## START Text excerpt
Think China’s Credit Crisis Is Over? Don’t Look At This Chart

The bailing out of the much-watched ‘Credit equals Gold #1’ wealth management product and safe liquidity-strewn (CNY375 billion from the PBOC) survival of the lunar new year liquidity crunch has many believing the worst is over. Though we discussed this fallacy in great depth here, the following chart of the total collapse in the largest Chinese coal producers says this is far from over. Trading at or below book values, investors are clearly signaling concerns about the quality of assets summed up perfectly by one local analyst – China’s coal industry (whose loans back a massive amount of the wealth management products) is “dead.”

 

Via Bloomberg,

Shares of China’s biggest listed coal producers have dropped to their lowest valuations on record as falling fuel prices make it harder to repay debt.

Bloomberg’s chart above tracks the price-to-book ratio of China Shenhua Energy Co., China Coal Energy Co. and Yanzhou Coal Mining Co. Both China Coal and Yanzhou Coal trade below the value of their net assets, while Shenhua Energy has fallen to about 1 times book. The lower panel shows the CSI 300 Index’s energy gauge traded at a record discount to the MSCI All-Country World Energy Index last month.

 

Slowing economic growth and efforts to boost use of alternative fuels have dragged down coal prices in China, the world’s biggest producer and consumer of the fuel. The nation’s banking regulator ordered its regional offices to increase scrutiny of credit risks in the coal-mining industry, two people with knowledge of the matter said last month, signaling government concern about possible defaults.

 

China’s coal industry is “dead,” said Laban Yu, a Jefferies Group LLC analyst in Hong Kong with an underperform rating on all three stocks. “There are 10,000 producers in China. A lot of them are taking on debt. It gets harder and harder to service debts when coal prices keep falling.”
## END Text excerpt
Goal:
In the article on China's coal producers, which analyst called China's coal industry "dead," and at what firm does he work? The listing has no connection to the article on China's coal producers.
## START Material shown
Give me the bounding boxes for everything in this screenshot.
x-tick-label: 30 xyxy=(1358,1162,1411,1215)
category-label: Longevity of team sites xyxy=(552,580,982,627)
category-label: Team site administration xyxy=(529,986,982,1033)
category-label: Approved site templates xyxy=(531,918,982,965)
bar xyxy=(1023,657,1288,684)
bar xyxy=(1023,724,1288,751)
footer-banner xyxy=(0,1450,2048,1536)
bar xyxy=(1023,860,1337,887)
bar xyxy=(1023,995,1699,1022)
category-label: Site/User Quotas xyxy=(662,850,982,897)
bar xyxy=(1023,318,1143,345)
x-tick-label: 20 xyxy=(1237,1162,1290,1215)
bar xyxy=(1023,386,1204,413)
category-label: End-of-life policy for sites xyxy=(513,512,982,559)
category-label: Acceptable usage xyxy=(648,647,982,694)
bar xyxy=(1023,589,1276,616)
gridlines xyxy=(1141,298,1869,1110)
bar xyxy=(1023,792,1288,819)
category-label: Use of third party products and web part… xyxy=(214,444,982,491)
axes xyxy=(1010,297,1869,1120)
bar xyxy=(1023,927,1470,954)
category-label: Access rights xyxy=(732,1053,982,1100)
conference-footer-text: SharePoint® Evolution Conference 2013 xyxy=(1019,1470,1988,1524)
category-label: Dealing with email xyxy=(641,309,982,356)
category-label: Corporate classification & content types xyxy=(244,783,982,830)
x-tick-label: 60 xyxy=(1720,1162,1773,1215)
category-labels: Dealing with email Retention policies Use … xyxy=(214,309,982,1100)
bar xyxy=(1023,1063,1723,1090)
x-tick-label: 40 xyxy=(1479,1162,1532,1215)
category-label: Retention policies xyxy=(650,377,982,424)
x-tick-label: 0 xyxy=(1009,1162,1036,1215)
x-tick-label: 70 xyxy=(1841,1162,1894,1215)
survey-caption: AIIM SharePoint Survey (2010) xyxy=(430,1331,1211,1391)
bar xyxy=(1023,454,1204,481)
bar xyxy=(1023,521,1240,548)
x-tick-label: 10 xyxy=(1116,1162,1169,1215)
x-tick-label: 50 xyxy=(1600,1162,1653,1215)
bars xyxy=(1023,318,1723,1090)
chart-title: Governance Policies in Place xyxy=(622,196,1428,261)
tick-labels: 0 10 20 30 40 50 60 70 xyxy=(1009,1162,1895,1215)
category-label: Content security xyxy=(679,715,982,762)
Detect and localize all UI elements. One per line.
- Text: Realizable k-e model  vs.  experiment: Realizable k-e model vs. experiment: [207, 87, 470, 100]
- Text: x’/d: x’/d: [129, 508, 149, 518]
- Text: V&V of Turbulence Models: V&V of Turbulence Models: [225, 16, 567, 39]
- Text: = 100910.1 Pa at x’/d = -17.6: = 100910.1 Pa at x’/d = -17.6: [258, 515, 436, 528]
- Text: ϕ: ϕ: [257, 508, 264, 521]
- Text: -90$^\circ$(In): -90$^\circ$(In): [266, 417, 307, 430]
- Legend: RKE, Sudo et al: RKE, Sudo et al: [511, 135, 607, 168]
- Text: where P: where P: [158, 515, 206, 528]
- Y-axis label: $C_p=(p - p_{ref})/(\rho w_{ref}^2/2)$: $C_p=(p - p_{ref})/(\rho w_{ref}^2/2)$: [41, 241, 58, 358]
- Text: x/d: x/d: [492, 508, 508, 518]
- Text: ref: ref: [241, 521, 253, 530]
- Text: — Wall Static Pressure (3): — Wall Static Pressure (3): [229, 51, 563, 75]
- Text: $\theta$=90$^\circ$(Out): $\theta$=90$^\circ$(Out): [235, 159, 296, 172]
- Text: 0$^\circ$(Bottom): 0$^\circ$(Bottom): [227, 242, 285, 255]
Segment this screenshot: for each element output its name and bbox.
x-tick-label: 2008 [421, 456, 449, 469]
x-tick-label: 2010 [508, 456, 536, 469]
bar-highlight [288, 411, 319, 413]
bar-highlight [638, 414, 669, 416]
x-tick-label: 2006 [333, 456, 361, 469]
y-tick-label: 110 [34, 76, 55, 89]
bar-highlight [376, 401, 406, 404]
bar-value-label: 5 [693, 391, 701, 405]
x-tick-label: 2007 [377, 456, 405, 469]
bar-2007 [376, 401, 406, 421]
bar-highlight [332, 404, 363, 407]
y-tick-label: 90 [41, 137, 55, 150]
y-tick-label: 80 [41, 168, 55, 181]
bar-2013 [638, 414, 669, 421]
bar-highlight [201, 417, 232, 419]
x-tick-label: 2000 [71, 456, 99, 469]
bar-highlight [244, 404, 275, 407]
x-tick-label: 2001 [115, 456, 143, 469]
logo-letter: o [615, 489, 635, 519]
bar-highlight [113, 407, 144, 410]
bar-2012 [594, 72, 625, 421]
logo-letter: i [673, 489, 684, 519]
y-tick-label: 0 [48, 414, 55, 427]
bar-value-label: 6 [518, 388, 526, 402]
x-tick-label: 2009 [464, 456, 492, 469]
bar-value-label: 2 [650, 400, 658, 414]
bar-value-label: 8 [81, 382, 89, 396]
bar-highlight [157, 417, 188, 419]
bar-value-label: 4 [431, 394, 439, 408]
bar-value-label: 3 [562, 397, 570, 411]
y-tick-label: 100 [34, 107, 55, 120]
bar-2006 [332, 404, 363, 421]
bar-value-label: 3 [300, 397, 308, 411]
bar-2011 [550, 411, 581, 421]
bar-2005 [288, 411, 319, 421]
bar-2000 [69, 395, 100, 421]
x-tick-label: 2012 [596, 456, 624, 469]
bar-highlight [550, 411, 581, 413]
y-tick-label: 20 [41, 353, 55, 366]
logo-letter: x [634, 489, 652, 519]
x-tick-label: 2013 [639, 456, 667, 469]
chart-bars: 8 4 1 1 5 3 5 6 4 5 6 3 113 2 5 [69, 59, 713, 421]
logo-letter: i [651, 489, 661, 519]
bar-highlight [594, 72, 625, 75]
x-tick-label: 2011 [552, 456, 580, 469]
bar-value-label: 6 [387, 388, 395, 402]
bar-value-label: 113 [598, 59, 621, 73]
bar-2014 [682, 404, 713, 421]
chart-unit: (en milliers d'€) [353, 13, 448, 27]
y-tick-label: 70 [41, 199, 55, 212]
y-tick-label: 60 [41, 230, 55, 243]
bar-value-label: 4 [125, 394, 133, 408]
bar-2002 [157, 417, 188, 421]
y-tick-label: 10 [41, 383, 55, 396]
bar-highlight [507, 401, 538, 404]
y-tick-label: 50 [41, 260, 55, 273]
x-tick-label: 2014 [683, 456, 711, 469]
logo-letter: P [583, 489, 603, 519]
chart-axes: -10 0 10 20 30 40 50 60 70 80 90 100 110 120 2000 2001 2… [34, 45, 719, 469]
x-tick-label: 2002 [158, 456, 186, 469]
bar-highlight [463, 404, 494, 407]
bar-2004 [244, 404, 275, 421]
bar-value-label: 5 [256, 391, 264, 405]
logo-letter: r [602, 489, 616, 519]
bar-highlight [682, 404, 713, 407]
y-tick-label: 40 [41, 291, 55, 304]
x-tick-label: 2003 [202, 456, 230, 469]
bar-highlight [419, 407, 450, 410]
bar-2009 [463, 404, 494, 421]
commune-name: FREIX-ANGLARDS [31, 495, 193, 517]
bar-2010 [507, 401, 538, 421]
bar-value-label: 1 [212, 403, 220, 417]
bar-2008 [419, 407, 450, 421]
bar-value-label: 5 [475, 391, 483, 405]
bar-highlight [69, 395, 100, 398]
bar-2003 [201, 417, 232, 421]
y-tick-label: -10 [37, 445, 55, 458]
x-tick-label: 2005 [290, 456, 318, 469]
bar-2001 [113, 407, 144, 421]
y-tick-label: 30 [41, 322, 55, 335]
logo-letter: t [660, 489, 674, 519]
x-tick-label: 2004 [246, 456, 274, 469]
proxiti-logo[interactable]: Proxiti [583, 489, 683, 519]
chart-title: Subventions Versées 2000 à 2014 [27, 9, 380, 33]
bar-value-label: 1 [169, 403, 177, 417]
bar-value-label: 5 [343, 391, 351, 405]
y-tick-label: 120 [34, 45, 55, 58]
## END Material shown
Right answer:
Laban Yu, a Jefferies Group LLC analyst in Hong Kong.